◆ **Short problem**:
Copy every line of the entries below verbatim, leaving out the pictures.

## Start Working data

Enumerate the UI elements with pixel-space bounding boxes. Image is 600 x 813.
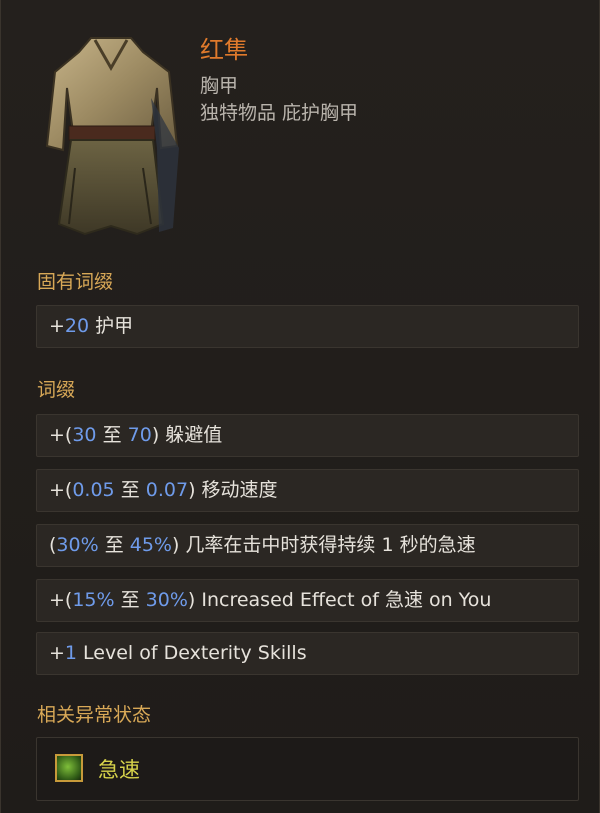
mod-text: 至 [98,534,130,556]
mod-text: 至 [114,479,146,501]
item-tooltip: 红隼 胸甲 独特物品 庇护胸甲 固有词缀 +20 护甲 词缀 +(30 至 70… [0,0,600,813]
mod-value-max: 30% [145,589,188,611]
ailment-link-haste[interactable]: 急速 [98,754,140,784]
haste-icon[interactable] [55,754,83,782]
affix-mod-row: +(0.05 至 0.07) 移动速度 [36,469,579,512]
mod-text: ) 几率在击中时获得持续 1 秒的急速 [171,534,476,556]
mod-text: 至 [114,589,146,611]
mod-value-min: 15% [72,589,115,611]
affix-mod-row: +(30 至 70) 躲避值 [36,414,579,457]
mod-value-min: 30% [56,534,99,556]
affix-mod-row: +(15% 至 30%) Increased Effect of 急速 on Y… [36,579,579,622]
mod-value-max: 0.07 [145,479,189,501]
implicit-mod-row: +20 护甲 [36,305,579,348]
mod-text: ) 移动速度 [188,479,278,501]
mod-text: ) 躲避值 [151,424,223,446]
mod-value-min: 0.05 [72,479,115,501]
mod-text: +( [49,589,73,611]
mod-value-max: 70 [127,424,152,446]
item-name: 红隼 [200,36,248,64]
chest-armor-icon [45,37,179,236]
mod-text: ) Increased Effect of 急速 on You [187,589,492,611]
mod-text: + [49,642,65,664]
mod-text: +( [49,479,73,501]
item-header: 红隼 胸甲 独特物品 庇护胸甲 [1,0,600,255]
affix-section-title: 词缀 [37,379,76,401]
mod-value: 1 [64,642,78,664]
ailments-section-title: 相关异常状态 [37,704,152,726]
mod-text: 至 [96,424,128,446]
item-rarity: 独特物品 庇护胸甲 [200,102,359,124]
mod-value-max: 45% [129,534,172,556]
mod-value: 20 [64,315,90,337]
mod-value-min: 30 [72,424,97,446]
mod-text: +( [49,424,73,446]
mod-text: + [49,315,65,337]
ailment-list: 急速 [36,737,579,801]
affix-mod-row: (30% 至 45%) 几率在击中时获得持续 1 秒的急速 [36,524,579,567]
mod-text: 护甲 [89,315,134,337]
implicit-section-title: 固有词缀 [37,271,114,293]
affix-mod-row: +1 Level of Dexterity Skills [36,632,579,675]
mod-text: Level of Dexterity Skills [77,642,307,664]
item-type: 胸甲 [200,75,239,97]
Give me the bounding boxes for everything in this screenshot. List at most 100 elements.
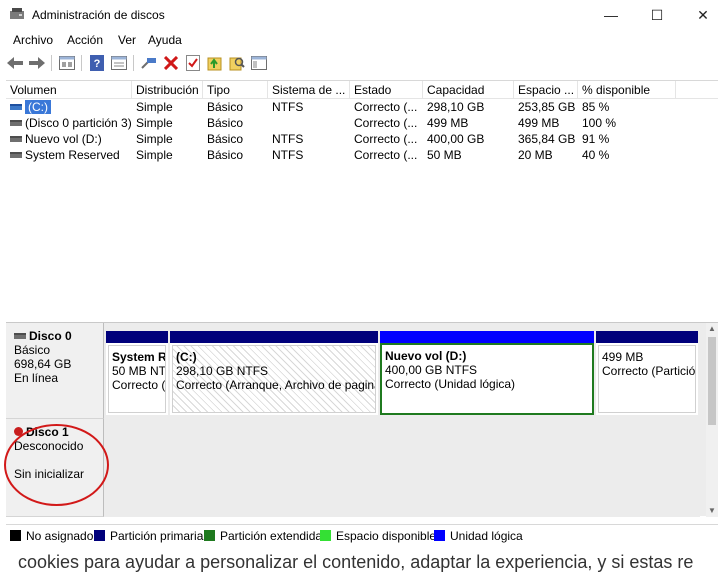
background-page-text: cookies para ayudar a personalizar el co… [18,552,694,572]
partition-name: Nuevo vol (D:) [385,349,467,363]
console-icon [251,56,267,70]
toolbar: ? [0,52,726,74]
search-button[interactable] [228,54,246,72]
help-button[interactable]: ? [88,54,106,72]
partition-system-reserved[interactable]: System R 50 MB NT Correcto ( [106,331,168,415]
partition-c[interactable]: (C:) 298,10 GB NTFS Correcto (Arranque, … [170,331,378,415]
table-cell: NTFS [272,148,304,162]
toolbar-separator [51,55,52,71]
partition-bar [380,331,594,343]
close-icon: ✕ [697,6,709,23]
close-button[interactable]: ✕ [680,0,726,30]
volume-icon [10,136,22,142]
partition-status: Correcto (Arranque, Archivo de pagina [176,378,376,392]
legend-swatch [94,530,105,541]
toolbar-separator [133,55,134,71]
column-header[interactable]: Volumen [6,81,132,99]
menu-bar: Archivo Acción Ver Ayuda [0,30,726,50]
table-cell: Básico [207,100,244,114]
partition-name: (C:) [176,350,197,364]
column-header[interactable]: Tipo [203,81,268,99]
legend-swatch [320,530,331,541]
back-icon [7,57,23,69]
column-header[interactable]: Distribución [132,81,203,99]
partition-size: 400,00 GB NTFS [385,363,478,377]
volume-icon [10,120,22,126]
volume-list: Volumen Distribución Tipo Sistema de ...… [6,80,718,308]
back-button[interactable] [6,54,24,72]
legend-item: Partición extendida [204,529,322,543]
volume-icon [10,104,22,110]
table-cell: Simple [136,100,173,114]
scrollbar-thumb[interactable] [708,337,716,425]
check-button[interactable] [184,54,202,72]
table-cell [268,115,350,131]
volume-list-header: Volumen Distribución Tipo Sistema de ...… [6,81,718,99]
connect-icon [141,58,156,69]
table-cell: 40 % [582,148,610,162]
connect-button[interactable] [140,54,158,72]
scroll-up-icon[interactable]: ▲ [706,323,718,335]
table-row[interactable]: (C:) Simple Básico NTFS Correcto (... 29… [6,99,718,115]
disk-icon [14,333,26,339]
menu-ver[interactable]: Ver [118,33,136,47]
toolbar-separator [81,55,82,71]
table-cell: Simple [136,116,173,130]
minimize-button[interactable]: — [588,0,634,30]
column-header[interactable]: Sistema de ... [268,81,350,99]
menu-archivo[interactable]: Archivo [13,33,53,47]
folder-up-button[interactable] [206,54,224,72]
partition-3[interactable]: 499 MB Correcto (Partició [596,331,698,415]
table-cell: Simple [136,132,173,146]
table-cell: 365,84 GB [518,132,576,146]
partition-size: 50 MB NT [112,364,166,378]
table-row[interactable]: (Disco 0 partición 3) Simple Básico Corr… [6,115,718,131]
table-cell: 20 MB [518,148,553,162]
disk-1-area[interactable] [104,421,700,517]
view-button[interactable] [110,54,128,72]
menu-accion[interactable]: Acción [67,33,103,47]
menu-ayuda[interactable]: Ayuda [148,33,182,47]
disk-1-label[interactable]: Disco 1 Desconocido Sin inicializar [6,419,104,517]
window-title: Administración de discos [32,8,165,22]
legend-item: Unidad lógica [434,529,523,543]
legend-label: Unidad lógica [450,529,523,543]
table-cell: Correcto (... [354,116,418,130]
legend-item: Partición primaria [94,529,203,543]
table-cell: 100 % [582,116,617,130]
table-cell: NTFS [272,132,304,146]
table-row[interactable]: System Reserved Simple Básico NTFS Corre… [6,147,718,163]
partition-name: System R [112,350,166,364]
partition-d[interactable]: Nuevo vol (D:) 400,00 GB NTFS Correcto (… [380,331,594,415]
table-cell: Básico [207,148,244,162]
scroll-down-icon[interactable]: ▼ [706,505,718,517]
disk-0-partitions: System R 50 MB NT Correcto ( (C:) 298,10… [104,331,700,415]
volume-name: System Reserved [25,148,120,162]
column-header[interactable]: Estado [350,81,423,99]
column-header[interactable]: Capacidad [423,81,514,99]
legend: No asignado Partición primaria Partición… [6,524,718,544]
help-icon: ? [90,55,104,71]
table-cell: Simple [136,148,173,162]
forward-button[interactable] [28,54,46,72]
disk-0-label[interactable]: Disco 0 Básico 698,64 GB En línea [6,323,104,419]
disk-size [14,453,103,467]
properties-icon [59,56,75,70]
disk-graphical-view: Disco 0 Básico 698,64 GB En línea System… [6,322,718,517]
column-header[interactable]: Espacio ... [514,81,578,99]
legend-item: No asignado [10,529,93,543]
table-cell: 400,00 GB [427,132,485,146]
console-button[interactable] [250,54,268,72]
table-cell: 253,85 GB [518,100,576,114]
table-cell: 499 MB [518,116,560,130]
table-row[interactable]: Nuevo vol (D:) Simple Básico NTFS Correc… [6,131,718,147]
partition-status: Correcto (Unidad lógica) [385,377,516,391]
delete-button[interactable] [162,54,180,72]
forward-icon [29,57,45,69]
properties-button[interactable] [58,54,76,72]
column-header[interactable]: % disponible [578,81,676,99]
vertical-scrollbar[interactable]: ▲ ▼ [706,323,718,517]
legend-label: Espacio disponible [336,529,437,543]
title-bar: Administración de discos — ☐ ✕ [0,0,726,30]
maximize-button[interactable]: ☐ [634,0,680,30]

## End Working data

◆ **Full answer**:
Enumerate the UI elements with pixel-space bounding boxes. Image is 600 x 813.
mod-text: 至 [98,534,130,556]
mod-text: 至 [114,479,146,501]
item-tooltip: 红隼 胸甲 独特物品 庇护胸甲 固有词缀 +20 护甲 词缀 +(30 至 70… [0,0,600,813]
mod-value-max: 30% [145,589,188,611]
ailment-link-haste[interactable]: 急速 [98,754,140,784]
haste-icon[interactable] [55,754,83,782]
affix-mod-row: +(0.05 至 0.07) 移动速度 [36,469,579,512]
mod-text: ) 几率在击中时获得持续 1 秒的急速 [171,534,476,556]
mod-text: 至 [114,589,146,611]
mod-value-min: 15% [72,589,115,611]
affix-mod-row: +(30 至 70) 躲避值 [36,414,579,457]
mod-value-min: 30% [56,534,99,556]
affix-mod-row: +(15% 至 30%) Increased Effect of 急速 on Y… [36,579,579,622]
mod-value-max: 0.07 [145,479,189,501]
implicit-mod-row: +20 护甲 [36,305,579,348]
mod-text: ) 移动速度 [188,479,278,501]
mod-text: ) 躲避值 [151,424,223,446]
mod-value-min: 0.05 [72,479,115,501]
mod-text: +( [49,589,73,611]
mod-value-max: 70 [127,424,152,446]
item-name: 红隼 [200,36,248,64]
chest-armor-icon [45,37,179,236]
mod-text: ) Increased Effect of 急速 on You [187,589,492,611]
mod-text: + [49,642,65,664]
mod-text: +( [49,479,73,501]
item-header: 红隼 胸甲 独特物品 庇护胸甲 [1,0,600,255]
affix-section-title: 词缀 [37,379,76,401]
mod-value: 1 [64,642,78,664]
ailments-section-title: 相关异常状态 [37,704,152,726]
mod-text: 至 [96,424,128,446]
item-rarity: 独特物品 庇护胸甲 [200,102,359,124]
mod-value-max: 45% [129,534,172,556]
mod-value: 20 [64,315,90,337]
mod-value-min: 30 [72,424,97,446]
mod-text: +( [49,424,73,446]
mod-text: + [49,315,65,337]
ailment-list: 急速 [36,737,579,801]
affix-mod-row: (30% 至 45%) 几率在击中时获得持续 1 秒的急速 [36,524,579,567]
mod-text: 护甲 [89,315,134,337]
implicit-section-title: 固有词缀 [37,271,114,293]
affix-mod-row: +1 Level of Dexterity Skills [36,632,579,675]
mod-text: Level of Dexterity Skills [77,642,307,664]
item-type: 胸甲 [200,75,239,97]
Give me the bounding boxes for everything in this screenshot. List at most 100 elements.
background-page-text: cookies para ayudar a personalizar el co… [18,552,694,572]
partition-name: Nuevo vol (D:) [385,349,467,363]
console-icon [251,56,267,70]
toolbar: ? [0,52,726,74]
search-button[interactable] [228,54,246,72]
help-button[interactable]: ? [88,54,106,72]
partition-system-reserved[interactable]: System R 50 MB NT Correcto ( [106,331,168,415]
partition-c[interactable]: (C:) 298,10 GB NTFS Correcto (Arranque, … [170,331,378,415]
table-cell: NTFS [272,148,304,162]
toolbar-separator [51,55,52,71]
partition-bar [380,331,594,343]
close-icon: ✕ [697,6,709,23]
close-button[interactable]: ✕ [680,0,726,30]
volume-icon [10,136,22,142]
partition-status: Correcto (Arranque, Archivo de pagina [176,378,376,392]
legend-swatch [94,530,105,541]
toolbar-separator [133,55,134,71]
column-header[interactable]: Volumen [6,81,132,99]
menu-bar: Archivo Acción Ver Ayuda [0,30,726,50]
table-cell: Básico [207,100,244,114]
partition-name: (C:) [176,350,197,364]
column-header[interactable]: Tipo [203,81,268,99]
legend-swatch [320,530,331,541]
back-icon [7,57,23,69]
column-header[interactable]: Distribución [132,81,203,99]
partition-size: 400,00 GB NTFS [385,363,478,377]
volume-icon [10,120,22,126]
volume-list: Volumen Distribución Tipo Sistema de ...… [6,80,718,308]
back-button[interactable] [6,54,24,72]
legend-item: Partición extendida [204,529,322,543]
volume-icon [10,104,22,110]
table-cell: Simple [136,100,173,114]
scrollbar-thumb[interactable] [708,337,716,425]
check-button[interactable] [184,54,202,72]
table-cell [268,115,350,131]
volume-list-header: Volumen Distribución Tipo Sistema de ...… [6,81,718,99]
connect-icon [141,58,156,69]
table-cell: 40 % [582,148,610,162]
connect-button[interactable] [140,54,158,72]
scroll-up-icon[interactable]: ▲ [706,323,718,335]
table-row[interactable]: (C:) Simple Básico NTFS Correcto (... 29… [6,99,718,115]
disk-icon [14,333,26,339]
menu-ver[interactable]: Ver [118,33,136,47]
toolbar-separator [81,55,82,71]
table-cell: Simple [136,116,173,130]
minimize-button[interactable]: — [588,0,634,30]
column-header[interactable]: Sistema de ... [268,81,350,99]
menu-archivo[interactable]: Archivo [13,33,53,47]
folder-up-button[interactable] [206,54,224,72]
partition-3[interactable]: 499 MB Correcto (Partició [596,331,698,415]
table-cell: Simple [136,132,173,146]
table-cell: 365,84 GB [518,132,576,146]
partition-size: 50 MB NT [112,364,166,378]
table-row[interactable]: (Disco 0 partición 3) Simple Básico Corr… [6,115,718,131]
table-cell: 20 MB [518,148,553,162]
disk-1-area[interactable] [104,421,700,517]
view-button[interactable] [110,54,128,72]
menu-accion[interactable]: Acción [67,33,103,47]
menu-ayuda[interactable]: Ayuda [148,33,182,47]
disk-1-label[interactable]: Disco 1 Desconocido Sin inicializar [6,419,104,517]
window-title: Administración de discos [32,8,165,22]
legend-item: Unidad lógica [434,529,523,543]
legend-label: Unidad lógica [450,529,523,543]
table-cell: Correcto (... [354,116,418,130]
legend-item: Partición primaria [94,529,203,543]
table-cell: 100 % [582,116,617,130]
table-cell: NTFS [272,132,304,146]
table-row[interactable]: System Reserved Simple Básico NTFS Corre… [6,147,718,163]
partition-name: System R [112,350,166,364]
partition-d[interactable]: Nuevo vol (D:) 400,00 GB NTFS Correcto (… [380,331,594,415]
table-cell: Básico [207,148,244,162]
scroll-down-icon[interactable]: ▼ [706,505,718,517]
disk-0-partitions: System R 50 MB NT Correcto ( (C:) 298,10… [104,331,700,415]
volume-name: System Reserved [25,148,120,162]
column-header[interactable]: Estado [350,81,423,99]
column-header[interactable]: Capacidad [423,81,514,99]
legend: No asignado Partición primaria Partición… [6,524,718,544]
help-icon: ? [90,55,104,71]
table-cell: Simple [136,148,173,162]
forward-button[interactable] [28,54,46,72]
disk-0-label[interactable]: Disco 0 Básico 698,64 GB En línea [6,323,104,419]
disk-size [14,453,103,467]
properties-icon [59,56,75,70]
disk-graphical-view: Disco 0 Básico 698,64 GB En línea System… [6,322,718,517]
column-header[interactable]: Espacio ... [514,81,578,99]
legend-item: No asignado [10,529,93,543]
table-cell: 400,00 GB [427,132,485,146]
console-button[interactable] [250,54,268,72]
table-cell: 253,85 GB [518,100,576,114]
table-cell: 499 MB [518,116,560,130]
table-row[interactable]: Nuevo vol (D:) Simple Básico NTFS Correc… [6,131,718,147]
partition-status: Correcto (Unidad lógica) [385,377,516,391]
delete-button[interactable] [162,54,180,72]
forward-icon [29,57,45,69]
properties-button[interactable] [58,54,76,72]
column-header[interactable]: % disponible [578,81,676,99]
vertical-scrollbar[interactable]: ▲ ▼ [706,323,718,517]
legend-label: Espacio disponible [336,529,437,543]
title-bar: Administración de discos — ☐ ✕ [0,0,726,30]
maximize-button[interactable]: ☐ [634,0,680,30]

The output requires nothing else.